[BEGIN]

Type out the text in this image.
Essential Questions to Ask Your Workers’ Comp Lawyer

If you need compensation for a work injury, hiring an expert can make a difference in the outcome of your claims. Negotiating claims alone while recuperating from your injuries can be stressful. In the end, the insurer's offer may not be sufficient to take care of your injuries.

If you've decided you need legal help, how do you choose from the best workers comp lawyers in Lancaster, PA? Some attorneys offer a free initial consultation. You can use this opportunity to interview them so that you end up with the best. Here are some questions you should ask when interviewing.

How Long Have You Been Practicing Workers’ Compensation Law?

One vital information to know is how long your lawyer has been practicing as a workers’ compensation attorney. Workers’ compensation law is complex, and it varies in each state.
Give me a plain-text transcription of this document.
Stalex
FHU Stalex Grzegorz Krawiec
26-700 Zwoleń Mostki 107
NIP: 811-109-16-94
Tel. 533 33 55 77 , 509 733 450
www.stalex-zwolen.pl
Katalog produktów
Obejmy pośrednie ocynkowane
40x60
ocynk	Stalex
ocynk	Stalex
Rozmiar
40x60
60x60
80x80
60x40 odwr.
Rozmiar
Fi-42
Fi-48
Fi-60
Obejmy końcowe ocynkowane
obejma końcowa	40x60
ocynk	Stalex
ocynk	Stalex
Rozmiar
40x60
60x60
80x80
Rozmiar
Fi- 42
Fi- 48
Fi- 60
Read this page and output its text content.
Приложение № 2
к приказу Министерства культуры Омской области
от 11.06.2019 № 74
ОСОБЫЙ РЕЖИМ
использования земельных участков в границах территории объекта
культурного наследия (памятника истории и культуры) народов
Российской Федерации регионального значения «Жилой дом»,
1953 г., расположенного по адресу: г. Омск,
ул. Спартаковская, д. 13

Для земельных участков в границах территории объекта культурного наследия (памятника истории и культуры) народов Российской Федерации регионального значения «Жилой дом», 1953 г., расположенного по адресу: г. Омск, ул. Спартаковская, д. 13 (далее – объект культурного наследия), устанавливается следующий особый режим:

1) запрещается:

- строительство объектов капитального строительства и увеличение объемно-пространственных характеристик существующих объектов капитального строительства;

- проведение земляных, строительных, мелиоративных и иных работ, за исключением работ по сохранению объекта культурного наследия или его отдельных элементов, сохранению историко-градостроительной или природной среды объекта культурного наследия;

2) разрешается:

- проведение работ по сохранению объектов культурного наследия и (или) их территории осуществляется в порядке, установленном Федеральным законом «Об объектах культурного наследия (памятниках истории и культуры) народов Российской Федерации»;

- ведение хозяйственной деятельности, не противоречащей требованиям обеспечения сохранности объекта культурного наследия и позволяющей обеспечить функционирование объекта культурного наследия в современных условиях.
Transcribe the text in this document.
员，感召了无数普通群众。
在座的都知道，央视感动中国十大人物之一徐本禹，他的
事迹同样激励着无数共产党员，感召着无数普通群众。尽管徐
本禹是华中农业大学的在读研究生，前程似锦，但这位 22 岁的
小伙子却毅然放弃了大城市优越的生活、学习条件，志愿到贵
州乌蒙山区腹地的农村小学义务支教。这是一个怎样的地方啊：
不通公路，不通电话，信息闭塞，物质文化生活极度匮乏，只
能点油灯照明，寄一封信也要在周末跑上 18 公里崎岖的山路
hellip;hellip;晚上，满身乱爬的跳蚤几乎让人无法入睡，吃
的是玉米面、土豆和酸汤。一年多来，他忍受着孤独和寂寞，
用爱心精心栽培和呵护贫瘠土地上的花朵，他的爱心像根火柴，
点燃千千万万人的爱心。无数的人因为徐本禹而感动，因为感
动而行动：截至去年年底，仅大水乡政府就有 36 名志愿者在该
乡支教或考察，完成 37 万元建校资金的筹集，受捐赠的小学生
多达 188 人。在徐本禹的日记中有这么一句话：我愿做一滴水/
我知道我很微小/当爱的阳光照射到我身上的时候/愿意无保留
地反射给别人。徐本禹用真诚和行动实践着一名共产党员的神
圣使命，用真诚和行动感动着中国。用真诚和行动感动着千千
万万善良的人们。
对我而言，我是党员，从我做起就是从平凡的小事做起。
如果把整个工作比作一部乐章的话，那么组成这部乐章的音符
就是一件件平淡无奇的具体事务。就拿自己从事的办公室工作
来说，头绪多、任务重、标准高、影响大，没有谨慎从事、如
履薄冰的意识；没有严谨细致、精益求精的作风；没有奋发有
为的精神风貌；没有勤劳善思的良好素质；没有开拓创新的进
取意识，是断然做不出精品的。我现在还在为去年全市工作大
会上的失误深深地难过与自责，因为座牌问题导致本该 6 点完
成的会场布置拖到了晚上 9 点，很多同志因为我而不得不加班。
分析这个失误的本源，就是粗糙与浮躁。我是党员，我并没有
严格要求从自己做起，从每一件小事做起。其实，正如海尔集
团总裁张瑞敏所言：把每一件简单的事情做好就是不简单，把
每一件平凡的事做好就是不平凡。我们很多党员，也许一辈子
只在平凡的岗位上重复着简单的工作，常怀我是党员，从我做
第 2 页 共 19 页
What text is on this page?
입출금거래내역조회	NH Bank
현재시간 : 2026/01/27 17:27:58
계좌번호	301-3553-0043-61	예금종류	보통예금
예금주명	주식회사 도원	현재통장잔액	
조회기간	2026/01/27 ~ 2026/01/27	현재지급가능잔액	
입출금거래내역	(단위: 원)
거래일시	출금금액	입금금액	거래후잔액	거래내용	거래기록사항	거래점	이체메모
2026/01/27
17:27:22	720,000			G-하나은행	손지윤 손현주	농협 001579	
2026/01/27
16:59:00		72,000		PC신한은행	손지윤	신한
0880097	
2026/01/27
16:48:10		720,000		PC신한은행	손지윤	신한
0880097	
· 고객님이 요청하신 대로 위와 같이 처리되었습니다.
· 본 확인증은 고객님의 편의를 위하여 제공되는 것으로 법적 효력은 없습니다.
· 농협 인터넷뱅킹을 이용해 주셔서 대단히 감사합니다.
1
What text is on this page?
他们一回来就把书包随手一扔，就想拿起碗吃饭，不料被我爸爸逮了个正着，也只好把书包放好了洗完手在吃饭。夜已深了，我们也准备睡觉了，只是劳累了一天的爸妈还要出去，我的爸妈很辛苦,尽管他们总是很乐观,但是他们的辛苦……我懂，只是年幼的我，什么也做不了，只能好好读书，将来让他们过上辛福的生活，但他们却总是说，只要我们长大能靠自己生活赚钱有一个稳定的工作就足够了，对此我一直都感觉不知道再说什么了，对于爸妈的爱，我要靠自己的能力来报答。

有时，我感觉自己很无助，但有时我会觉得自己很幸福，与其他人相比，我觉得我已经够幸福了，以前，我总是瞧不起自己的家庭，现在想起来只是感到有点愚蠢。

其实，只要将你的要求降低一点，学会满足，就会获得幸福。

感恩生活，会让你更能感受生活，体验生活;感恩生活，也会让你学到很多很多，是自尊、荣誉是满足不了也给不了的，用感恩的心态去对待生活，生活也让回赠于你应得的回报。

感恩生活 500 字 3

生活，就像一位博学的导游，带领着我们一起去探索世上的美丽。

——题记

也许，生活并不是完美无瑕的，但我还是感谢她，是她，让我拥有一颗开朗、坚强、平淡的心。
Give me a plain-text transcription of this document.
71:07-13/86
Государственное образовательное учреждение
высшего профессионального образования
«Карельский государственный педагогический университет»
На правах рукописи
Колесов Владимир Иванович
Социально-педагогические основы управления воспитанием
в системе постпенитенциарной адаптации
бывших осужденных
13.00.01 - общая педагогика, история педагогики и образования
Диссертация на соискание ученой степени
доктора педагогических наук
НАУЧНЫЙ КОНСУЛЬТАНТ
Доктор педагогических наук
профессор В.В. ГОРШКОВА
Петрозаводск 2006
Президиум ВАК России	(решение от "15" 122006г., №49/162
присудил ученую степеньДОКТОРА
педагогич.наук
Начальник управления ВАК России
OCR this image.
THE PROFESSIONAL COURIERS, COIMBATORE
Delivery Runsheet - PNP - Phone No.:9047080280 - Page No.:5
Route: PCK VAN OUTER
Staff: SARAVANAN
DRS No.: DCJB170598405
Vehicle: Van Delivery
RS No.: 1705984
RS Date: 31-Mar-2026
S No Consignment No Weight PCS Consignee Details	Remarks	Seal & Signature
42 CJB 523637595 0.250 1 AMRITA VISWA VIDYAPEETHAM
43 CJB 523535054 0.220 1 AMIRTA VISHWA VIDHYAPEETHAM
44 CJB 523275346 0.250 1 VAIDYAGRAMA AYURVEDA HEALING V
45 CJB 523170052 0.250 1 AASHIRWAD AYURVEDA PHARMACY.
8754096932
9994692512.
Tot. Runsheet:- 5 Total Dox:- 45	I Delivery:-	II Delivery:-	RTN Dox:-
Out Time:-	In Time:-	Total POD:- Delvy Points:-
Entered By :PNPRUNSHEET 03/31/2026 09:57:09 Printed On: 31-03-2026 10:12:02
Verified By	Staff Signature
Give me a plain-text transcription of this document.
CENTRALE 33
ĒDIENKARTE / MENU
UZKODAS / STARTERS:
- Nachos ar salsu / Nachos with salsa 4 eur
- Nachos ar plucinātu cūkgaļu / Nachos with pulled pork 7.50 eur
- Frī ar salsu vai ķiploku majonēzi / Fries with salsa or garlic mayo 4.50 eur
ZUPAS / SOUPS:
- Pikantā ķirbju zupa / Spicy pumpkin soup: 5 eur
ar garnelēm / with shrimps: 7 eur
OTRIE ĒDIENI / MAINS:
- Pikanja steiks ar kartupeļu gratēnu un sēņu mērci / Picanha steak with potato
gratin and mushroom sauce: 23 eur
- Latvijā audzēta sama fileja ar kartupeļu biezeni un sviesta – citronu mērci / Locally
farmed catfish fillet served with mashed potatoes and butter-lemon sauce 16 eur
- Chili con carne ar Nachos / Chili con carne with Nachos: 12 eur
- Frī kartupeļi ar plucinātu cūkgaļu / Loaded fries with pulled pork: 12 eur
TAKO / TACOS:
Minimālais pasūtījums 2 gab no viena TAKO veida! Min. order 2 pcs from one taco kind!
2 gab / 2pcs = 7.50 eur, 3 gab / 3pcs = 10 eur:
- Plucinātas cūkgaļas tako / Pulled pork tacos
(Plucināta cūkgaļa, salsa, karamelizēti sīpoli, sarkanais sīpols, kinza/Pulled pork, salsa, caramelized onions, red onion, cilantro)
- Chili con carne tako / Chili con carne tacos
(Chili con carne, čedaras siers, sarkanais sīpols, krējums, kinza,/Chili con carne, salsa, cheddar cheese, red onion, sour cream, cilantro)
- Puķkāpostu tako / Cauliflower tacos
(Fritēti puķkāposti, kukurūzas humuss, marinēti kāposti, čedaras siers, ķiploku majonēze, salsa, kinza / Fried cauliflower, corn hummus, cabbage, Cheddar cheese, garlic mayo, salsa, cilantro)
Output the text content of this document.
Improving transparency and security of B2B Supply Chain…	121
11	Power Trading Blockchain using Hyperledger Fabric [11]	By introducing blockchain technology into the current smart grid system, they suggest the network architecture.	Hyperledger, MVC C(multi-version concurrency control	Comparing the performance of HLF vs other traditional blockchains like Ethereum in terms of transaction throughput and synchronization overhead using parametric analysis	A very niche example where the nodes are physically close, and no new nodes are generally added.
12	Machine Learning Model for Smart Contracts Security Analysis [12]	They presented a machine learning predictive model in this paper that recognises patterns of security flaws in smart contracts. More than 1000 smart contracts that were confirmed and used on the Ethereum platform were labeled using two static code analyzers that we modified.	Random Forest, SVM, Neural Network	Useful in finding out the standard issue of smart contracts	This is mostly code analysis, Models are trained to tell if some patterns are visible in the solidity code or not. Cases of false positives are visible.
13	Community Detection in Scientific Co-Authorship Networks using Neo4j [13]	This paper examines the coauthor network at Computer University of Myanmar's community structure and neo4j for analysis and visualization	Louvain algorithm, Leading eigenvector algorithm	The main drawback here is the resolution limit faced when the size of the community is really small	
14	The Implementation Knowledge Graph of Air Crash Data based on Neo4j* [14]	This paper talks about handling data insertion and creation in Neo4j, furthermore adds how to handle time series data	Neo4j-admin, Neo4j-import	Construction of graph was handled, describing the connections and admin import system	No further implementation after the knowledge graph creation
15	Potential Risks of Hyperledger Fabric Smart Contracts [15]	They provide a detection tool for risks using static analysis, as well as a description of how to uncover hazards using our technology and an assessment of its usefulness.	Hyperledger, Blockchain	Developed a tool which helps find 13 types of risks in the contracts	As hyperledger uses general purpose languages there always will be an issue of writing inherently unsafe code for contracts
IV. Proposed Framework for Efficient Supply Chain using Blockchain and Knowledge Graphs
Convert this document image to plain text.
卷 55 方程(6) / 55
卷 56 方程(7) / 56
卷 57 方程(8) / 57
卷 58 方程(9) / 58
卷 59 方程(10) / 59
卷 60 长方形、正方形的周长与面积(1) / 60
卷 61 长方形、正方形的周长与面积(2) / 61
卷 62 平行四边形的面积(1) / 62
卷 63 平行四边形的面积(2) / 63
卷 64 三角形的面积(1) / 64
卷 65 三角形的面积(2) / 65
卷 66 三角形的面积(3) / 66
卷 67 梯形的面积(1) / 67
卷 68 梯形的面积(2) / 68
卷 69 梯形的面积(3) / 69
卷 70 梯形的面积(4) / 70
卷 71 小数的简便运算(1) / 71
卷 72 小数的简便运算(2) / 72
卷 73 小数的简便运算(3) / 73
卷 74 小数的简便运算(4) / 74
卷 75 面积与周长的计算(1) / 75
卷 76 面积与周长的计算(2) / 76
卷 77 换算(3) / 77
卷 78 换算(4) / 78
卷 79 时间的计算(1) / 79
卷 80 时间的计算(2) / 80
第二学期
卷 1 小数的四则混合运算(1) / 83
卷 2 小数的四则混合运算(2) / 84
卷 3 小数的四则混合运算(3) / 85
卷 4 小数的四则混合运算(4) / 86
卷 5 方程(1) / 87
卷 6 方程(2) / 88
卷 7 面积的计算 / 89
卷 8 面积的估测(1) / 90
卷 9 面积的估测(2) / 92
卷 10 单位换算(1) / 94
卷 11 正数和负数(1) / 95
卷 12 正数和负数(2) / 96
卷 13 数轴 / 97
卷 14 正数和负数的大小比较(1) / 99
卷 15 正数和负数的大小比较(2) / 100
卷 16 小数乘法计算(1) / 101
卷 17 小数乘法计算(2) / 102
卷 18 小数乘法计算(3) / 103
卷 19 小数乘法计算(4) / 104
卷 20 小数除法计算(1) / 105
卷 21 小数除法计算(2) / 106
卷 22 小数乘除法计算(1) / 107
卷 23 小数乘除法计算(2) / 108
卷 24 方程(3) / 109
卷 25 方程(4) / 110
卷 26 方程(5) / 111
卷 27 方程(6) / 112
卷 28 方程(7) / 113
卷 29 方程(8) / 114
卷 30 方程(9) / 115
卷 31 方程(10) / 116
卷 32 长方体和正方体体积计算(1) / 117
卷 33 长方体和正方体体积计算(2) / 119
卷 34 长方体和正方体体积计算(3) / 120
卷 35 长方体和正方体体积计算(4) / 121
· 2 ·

[END]

• WRITTEN INSTRUCTION
Find each line that has the word "pork", then copy it out.

• REPLY
- Nachos ar plucinātu cūkgaļu / Nachos with pulled pork 7.50 eur
- Frī kartupeļi ar plucinātu cūkgaļu / Loaded fries with pulled pork: 12 eur
- Plucinātas cūkgaļas tako / Pulled pork tacos
(Plucināta cūkgaļa, salsa, karamelizēti sīpoli, sarkanais sīpols, kinza/Pulled pork, salsa, caramelized onions, red onion, cilantro)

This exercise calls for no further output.